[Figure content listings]
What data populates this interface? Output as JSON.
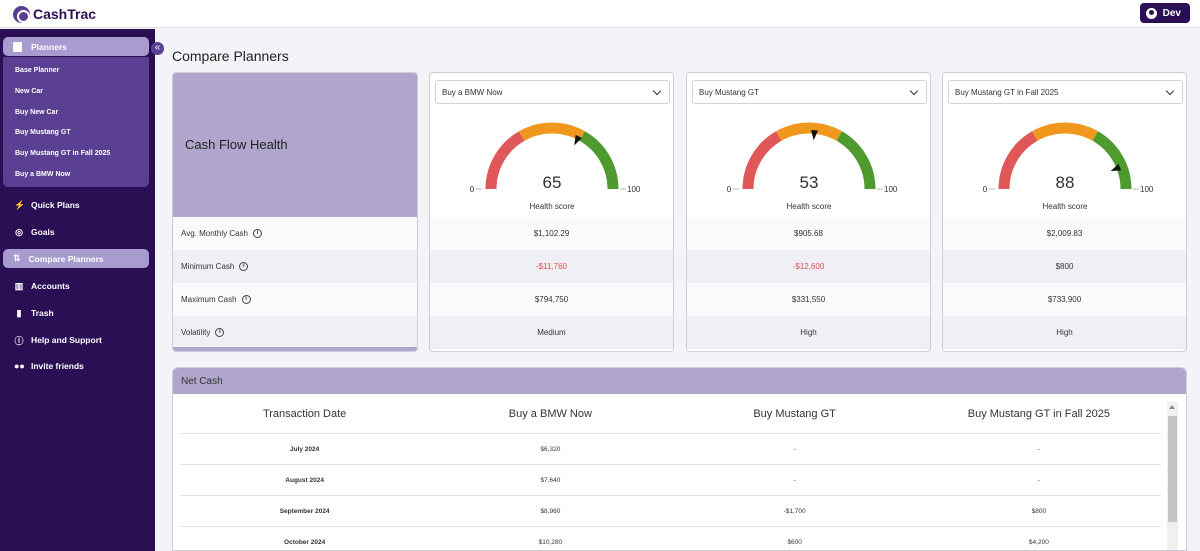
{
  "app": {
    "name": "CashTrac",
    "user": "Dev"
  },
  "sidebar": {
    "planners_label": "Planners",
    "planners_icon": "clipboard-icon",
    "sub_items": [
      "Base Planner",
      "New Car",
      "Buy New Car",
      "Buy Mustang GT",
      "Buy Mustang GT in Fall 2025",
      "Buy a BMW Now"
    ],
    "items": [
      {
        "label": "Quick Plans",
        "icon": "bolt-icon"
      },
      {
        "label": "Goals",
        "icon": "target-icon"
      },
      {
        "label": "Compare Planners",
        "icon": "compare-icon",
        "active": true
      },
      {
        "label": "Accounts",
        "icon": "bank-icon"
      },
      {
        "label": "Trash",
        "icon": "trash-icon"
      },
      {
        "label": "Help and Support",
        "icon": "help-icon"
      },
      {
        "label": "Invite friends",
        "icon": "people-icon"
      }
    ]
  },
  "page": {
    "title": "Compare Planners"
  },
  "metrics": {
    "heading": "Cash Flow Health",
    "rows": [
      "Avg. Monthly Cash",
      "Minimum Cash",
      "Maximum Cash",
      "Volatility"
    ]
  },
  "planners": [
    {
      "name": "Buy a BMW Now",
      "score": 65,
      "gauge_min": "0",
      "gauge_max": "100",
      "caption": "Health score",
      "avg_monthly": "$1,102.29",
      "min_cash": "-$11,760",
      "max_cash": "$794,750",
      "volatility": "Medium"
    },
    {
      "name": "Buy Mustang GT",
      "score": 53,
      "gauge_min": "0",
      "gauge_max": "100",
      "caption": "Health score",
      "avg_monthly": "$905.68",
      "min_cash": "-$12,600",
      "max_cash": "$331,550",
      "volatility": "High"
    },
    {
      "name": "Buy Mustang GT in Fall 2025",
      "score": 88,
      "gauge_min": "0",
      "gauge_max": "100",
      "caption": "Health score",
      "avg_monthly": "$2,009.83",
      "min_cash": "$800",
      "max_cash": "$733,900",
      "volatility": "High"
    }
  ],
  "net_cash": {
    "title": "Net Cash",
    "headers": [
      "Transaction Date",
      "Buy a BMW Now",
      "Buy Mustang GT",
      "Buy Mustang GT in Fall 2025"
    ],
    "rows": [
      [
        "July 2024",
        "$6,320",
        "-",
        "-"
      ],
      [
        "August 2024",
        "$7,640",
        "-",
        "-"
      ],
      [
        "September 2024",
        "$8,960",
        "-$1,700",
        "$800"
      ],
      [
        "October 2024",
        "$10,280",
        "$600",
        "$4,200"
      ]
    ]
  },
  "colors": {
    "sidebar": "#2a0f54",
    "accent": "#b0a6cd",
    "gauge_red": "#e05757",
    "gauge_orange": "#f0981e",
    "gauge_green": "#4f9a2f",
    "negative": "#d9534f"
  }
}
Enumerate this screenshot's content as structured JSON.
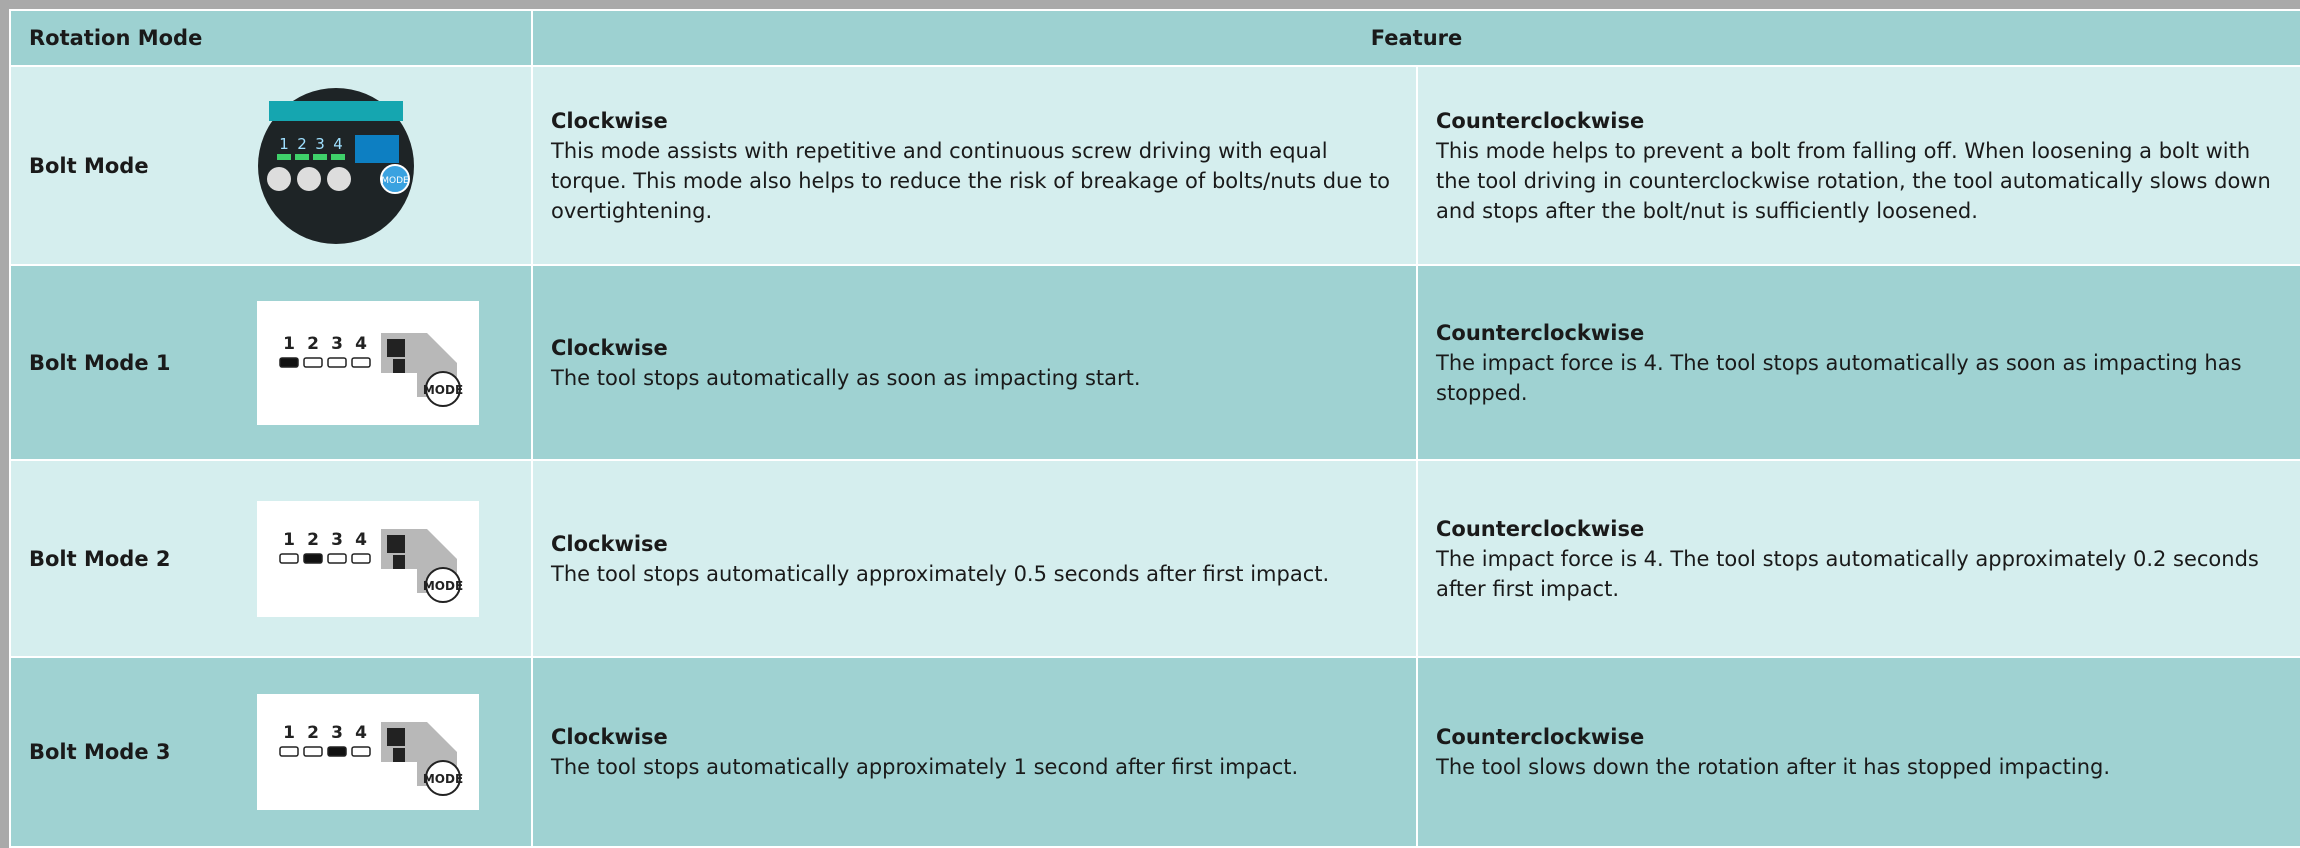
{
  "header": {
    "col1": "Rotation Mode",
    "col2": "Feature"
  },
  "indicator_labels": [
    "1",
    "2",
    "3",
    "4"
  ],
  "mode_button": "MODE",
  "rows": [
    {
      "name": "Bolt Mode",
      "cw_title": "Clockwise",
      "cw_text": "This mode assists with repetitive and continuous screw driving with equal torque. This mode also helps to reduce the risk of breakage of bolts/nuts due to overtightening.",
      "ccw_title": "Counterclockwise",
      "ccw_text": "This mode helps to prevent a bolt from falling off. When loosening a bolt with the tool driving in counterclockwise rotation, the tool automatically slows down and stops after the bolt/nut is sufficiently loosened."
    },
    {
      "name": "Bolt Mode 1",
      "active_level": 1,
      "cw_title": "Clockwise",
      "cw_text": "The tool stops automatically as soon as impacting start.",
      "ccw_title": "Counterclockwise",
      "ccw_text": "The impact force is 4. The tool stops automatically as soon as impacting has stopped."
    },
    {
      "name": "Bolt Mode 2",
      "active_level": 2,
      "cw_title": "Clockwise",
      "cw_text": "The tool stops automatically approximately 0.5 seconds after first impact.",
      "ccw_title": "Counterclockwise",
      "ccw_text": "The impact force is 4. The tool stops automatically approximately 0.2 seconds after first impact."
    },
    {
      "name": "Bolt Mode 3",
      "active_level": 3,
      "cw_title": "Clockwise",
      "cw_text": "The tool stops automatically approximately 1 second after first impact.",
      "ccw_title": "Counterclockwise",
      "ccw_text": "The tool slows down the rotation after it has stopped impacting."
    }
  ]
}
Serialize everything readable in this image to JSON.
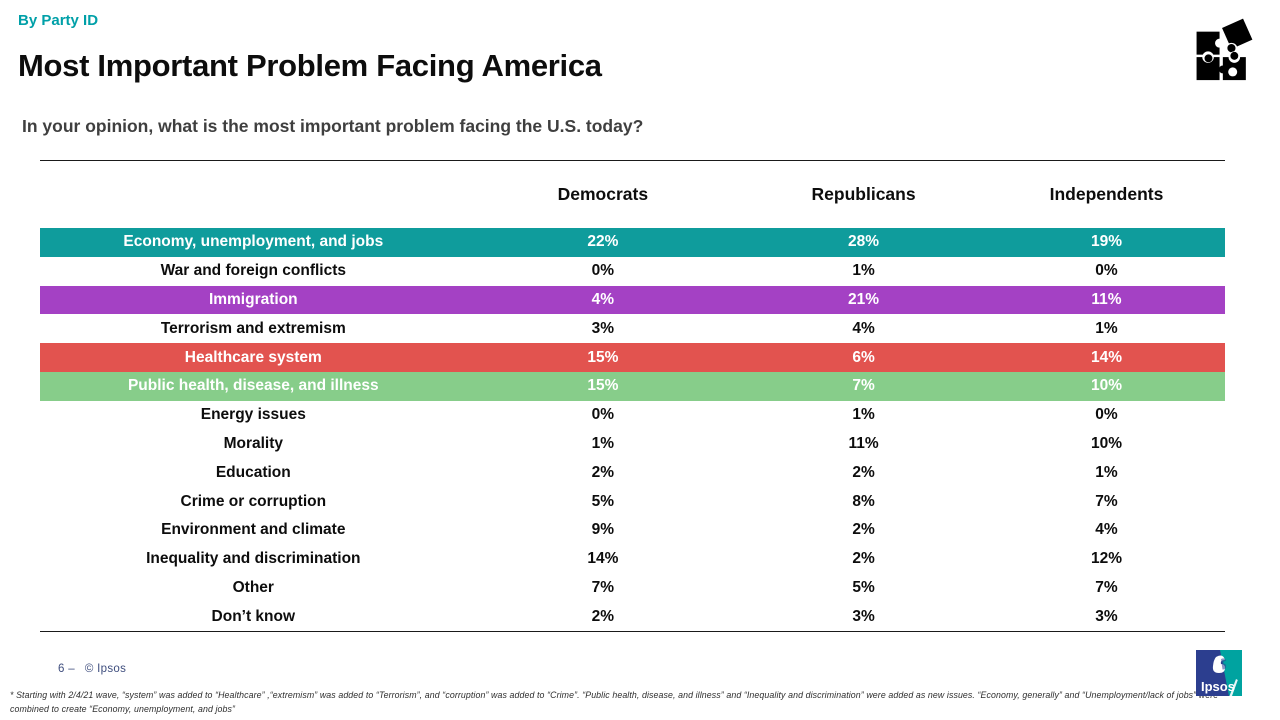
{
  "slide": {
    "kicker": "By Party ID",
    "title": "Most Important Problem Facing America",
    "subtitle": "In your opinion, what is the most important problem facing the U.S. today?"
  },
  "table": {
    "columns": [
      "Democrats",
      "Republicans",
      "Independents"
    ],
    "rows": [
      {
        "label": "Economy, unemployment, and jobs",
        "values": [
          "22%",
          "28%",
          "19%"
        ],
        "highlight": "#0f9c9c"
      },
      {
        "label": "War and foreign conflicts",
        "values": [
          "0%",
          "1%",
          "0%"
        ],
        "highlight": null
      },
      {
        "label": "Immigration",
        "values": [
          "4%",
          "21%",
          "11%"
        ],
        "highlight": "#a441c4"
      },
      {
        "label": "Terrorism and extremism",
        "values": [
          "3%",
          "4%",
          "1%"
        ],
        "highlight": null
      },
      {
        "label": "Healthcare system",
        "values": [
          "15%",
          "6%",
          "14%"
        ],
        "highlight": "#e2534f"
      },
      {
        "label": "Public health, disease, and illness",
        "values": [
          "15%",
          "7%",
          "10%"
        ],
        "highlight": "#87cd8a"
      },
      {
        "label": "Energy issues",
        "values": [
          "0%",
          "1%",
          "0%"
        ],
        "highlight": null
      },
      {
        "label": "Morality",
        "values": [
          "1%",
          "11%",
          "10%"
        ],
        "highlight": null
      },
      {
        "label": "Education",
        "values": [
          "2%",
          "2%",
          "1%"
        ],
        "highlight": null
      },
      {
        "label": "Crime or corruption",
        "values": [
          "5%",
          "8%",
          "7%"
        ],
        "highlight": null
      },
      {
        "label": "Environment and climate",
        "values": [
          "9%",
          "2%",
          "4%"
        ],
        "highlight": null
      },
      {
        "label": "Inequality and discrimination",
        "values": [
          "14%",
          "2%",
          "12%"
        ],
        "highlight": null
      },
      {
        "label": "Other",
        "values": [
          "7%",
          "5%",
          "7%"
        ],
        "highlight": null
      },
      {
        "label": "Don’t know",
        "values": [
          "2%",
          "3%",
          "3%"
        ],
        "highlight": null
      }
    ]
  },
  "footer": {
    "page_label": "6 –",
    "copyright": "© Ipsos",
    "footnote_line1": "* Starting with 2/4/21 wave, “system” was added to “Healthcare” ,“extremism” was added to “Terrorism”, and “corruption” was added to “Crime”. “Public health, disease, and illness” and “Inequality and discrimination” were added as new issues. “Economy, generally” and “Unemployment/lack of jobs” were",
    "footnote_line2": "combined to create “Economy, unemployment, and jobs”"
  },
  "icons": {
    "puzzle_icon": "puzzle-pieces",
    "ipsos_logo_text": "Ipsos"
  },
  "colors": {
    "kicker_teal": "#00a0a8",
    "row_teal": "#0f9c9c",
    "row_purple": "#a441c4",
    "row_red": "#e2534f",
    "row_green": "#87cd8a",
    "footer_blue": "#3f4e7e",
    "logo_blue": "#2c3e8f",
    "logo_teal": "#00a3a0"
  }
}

* _What to work on_
In this exercise, set down all of the data exactly, without the pictures.

* _Complete output_
What data populates this interface? Output as JSON.
{
  "app": {
    "name": "CashTrac",
    "user": "Dev"
  },
  "sidebar": {
    "planners_label": "Planners",
    "planners_icon": "clipboard-icon",
    "sub_items": [
      "Base Planner",
      "New Car",
      "Buy New Car",
      "Buy Mustang GT",
      "Buy Mustang GT in Fall 2025",
      "Buy a BMW Now"
    ],
    "items": [
      {
        "label": "Quick Plans",
        "icon": "bolt-icon"
      },
      {
        "label": "Goals",
        "icon": "target-icon"
      },
      {
        "label": "Compare Planners",
        "icon": "compare-icon",
        "active": true
      },
      {
        "label": "Accounts",
        "icon": "bank-icon"
      },
      {
        "label": "Trash",
        "icon": "trash-icon"
      },
      {
        "label": "Help and Support",
        "icon": "help-icon"
      },
      {
        "label": "Invite friends",
        "icon": "people-icon"
      }
    ]
  },
  "page": {
    "title": "Compare Planners"
  },
  "metrics": {
    "heading": "Cash Flow Health",
    "rows": [
      "Avg. Monthly Cash",
      "Minimum Cash",
      "Maximum Cash",
      "Volatility"
    ]
  },
  "planners": [
    {
      "name": "Buy a BMW Now",
      "score": 65,
      "gauge_min": "0",
      "gauge_max": "100",
      "caption": "Health score",
      "avg_monthly": "$1,102.29",
      "min_cash": "-$11,760",
      "max_cash": "$794,750",
      "volatility": "Medium"
    },
    {
      "name": "Buy Mustang GT",
      "score": 53,
      "gauge_min": "0",
      "gauge_max": "100",
      "caption": "Health score",
      "avg_monthly": "$905.68",
      "min_cash": "-$12,600",
      "max_cash": "$331,550",
      "volatility": "High"
    },
    {
      "name": "Buy Mustang GT in Fall 2025",
      "score": 88,
      "gauge_min": "0",
      "gauge_max": "100",
      "caption": "Health score",
      "avg_monthly": "$2,009.83",
      "min_cash": "$800",
      "max_cash": "$733,900",
      "volatility": "High"
    }
  ],
  "net_cash": {
    "title": "Net Cash",
    "headers": [
      "Transaction Date",
      "Buy a BMW Now",
      "Buy Mustang GT",
      "Buy Mustang GT in Fall 2025"
    ],
    "rows": [
      [
        "July 2024",
        "$6,320",
        "-",
        "-"
      ],
      [
        "August 2024",
        "$7,640",
        "-",
        "-"
      ],
      [
        "September 2024",
        "$8,960",
        "-$1,700",
        "$800"
      ],
      [
        "October 2024",
        "$10,280",
        "$600",
        "$4,200"
      ]
    ]
  },
  "colors": {
    "sidebar": "#2a0f54",
    "accent": "#b0a6cd",
    "gauge_red": "#e05757",
    "gauge_orange": "#f0981e",
    "gauge_green": "#4f9a2f",
    "negative": "#d9534f"
  }
}
Enumerate this screenshot's content as structured JSON.
{
  "header": {
    "col1": "Rotation Mode",
    "col2": "Feature"
  },
  "indicator_labels": [
    "1",
    "2",
    "3",
    "4"
  ],
  "mode_button": "MODE",
  "rows": [
    {
      "name": "Bolt Mode",
      "cw_title": "Clockwise",
      "cw_text": "This mode assists with repetitive and continuous screw driving with equal torque. This mode also helps to reduce the risk of breakage of bolts/nuts due to overtightening.",
      "ccw_title": "Counterclockwise",
      "ccw_text": "This mode helps to prevent a bolt from falling off. When loosening a bolt with the tool driving in counterclockwise rotation, the tool automatically slows down and stops after the bolt/nut is sufficiently loosened."
    },
    {
      "name": "Bolt Mode 1",
      "active_level": 1,
      "cw_title": "Clockwise",
      "cw_text": "The tool stops automatically as soon as impacting start.",
      "ccw_title": "Counterclockwise",
      "ccw_text": "The impact force is 4. The tool stops automatically as soon as impacting has stopped."
    },
    {
      "name": "Bolt Mode 2",
      "active_level": 2,
      "cw_title": "Clockwise",
      "cw_text": "The tool stops automatically approximately 0.5 seconds after first impact.",
      "ccw_title": "Counterclockwise",
      "ccw_text": "The impact force is 4. The tool stops automatically approximately 0.2 seconds after first impact."
    },
    {
      "name": "Bolt Mode 3",
      "active_level": 3,
      "cw_title": "Clockwise",
      "cw_text": "The tool stops automatically approximately 1 second after first impact.",
      "ccw_title": "Counterclockwise",
      "ccw_text": "The tool slows down the rotation after it has stopped impacting."
    }
  ]
}
Serialize everything readable in this image to JSON.
{
  "slide": {
    "kicker": "By Party ID",
    "title": "Most Important Problem Facing America",
    "subtitle": "In your opinion, what is the most important problem facing the U.S. today?"
  },
  "table": {
    "columns": [
      "Democrats",
      "Republicans",
      "Independents"
    ],
    "rows": [
      {
        "label": "Economy, unemployment, and jobs",
        "values": [
          "22%",
          "28%",
          "19%"
        ],
        "highlight": "#0f9c9c"
      },
      {
        "label": "War and foreign conflicts",
        "values": [
          "0%",
          "1%",
          "0%"
        ],
        "highlight": null
      },
      {
        "label": "Immigration",
        "values": [
          "4%",
          "21%",
          "11%"
        ],
        "highlight": "#a441c4"
      },
      {
        "label": "Terrorism and extremism",
        "values": [
          "3%",
          "4%",
          "1%"
        ],
        "highlight": null
      },
      {
        "label": "Healthcare system",
        "values": [
          "15%",
          "6%",
          "14%"
        ],
        "highlight": "#e2534f"
      },
      {
        "label": "Public health, disease, and illness",
        "values": [
          "15%",
          "7%",
          "10%"
        ],
        "highlight": "#87cd8a"
      },
      {
        "label": "Energy issues",
        "values": [
          "0%",
          "1%",
          "0%"
        ],
        "highlight": null
      },
      {
        "label": "Morality",
        "values": [
          "1%",
          "11%",
          "10%"
        ],
        "highlight": null
      },
      {
        "label": "Education",
        "values": [
          "2%",
          "2%",
          "1%"
        ],
        "highlight": null
      },
      {
        "label": "Crime or corruption",
        "values": [
          "5%",
          "8%",
          "7%"
        ],
        "highlight": null
      },
      {
        "label": "Environment and climate",
        "values": [
          "9%",
          "2%",
          "4%"
        ],
        "highlight": null
      },
      {
        "label": "Inequality and discrimination",
        "values": [
          "14%",
          "2%",
          "12%"
        ],
        "highlight": null
      },
      {
        "label": "Other",
        "values": [
          "7%",
          "5%",
          "7%"
        ],
        "highlight": null
      },
      {
        "label": "Don’t know",
        "values": [
          "2%",
          "3%",
          "3%"
        ],
        "highlight": null
      }
    ]
  },
  "footer": {
    "page_label": "6 –",
    "copyright": "© Ipsos",
    "footnote_line1": "* Starting with 2/4/21 wave, “system” was added to “Healthcare” ,“extremism” was added to “Terrorism”, and “corruption” was added to “Crime”. “Public health, disease, and illness” and “Inequality and discrimination” were added as new issues. “Economy, generally” and “Unemployment/lack of jobs” were",
    "footnote_line2": "combined to create “Economy, unemployment, and jobs”"
  },
  "icons": {
    "puzzle_icon": "puzzle-pieces",
    "ipsos_logo_text": "Ipsos"
  },
  "colors": {
    "kicker_teal": "#00a0a8",
    "row_teal": "#0f9c9c",
    "row_purple": "#a441c4",
    "row_red": "#e2534f",
    "row_green": "#87cd8a",
    "footer_blue": "#3f4e7e",
    "logo_blue": "#2c3e8f",
    "logo_teal": "#00a3a0"
  }
}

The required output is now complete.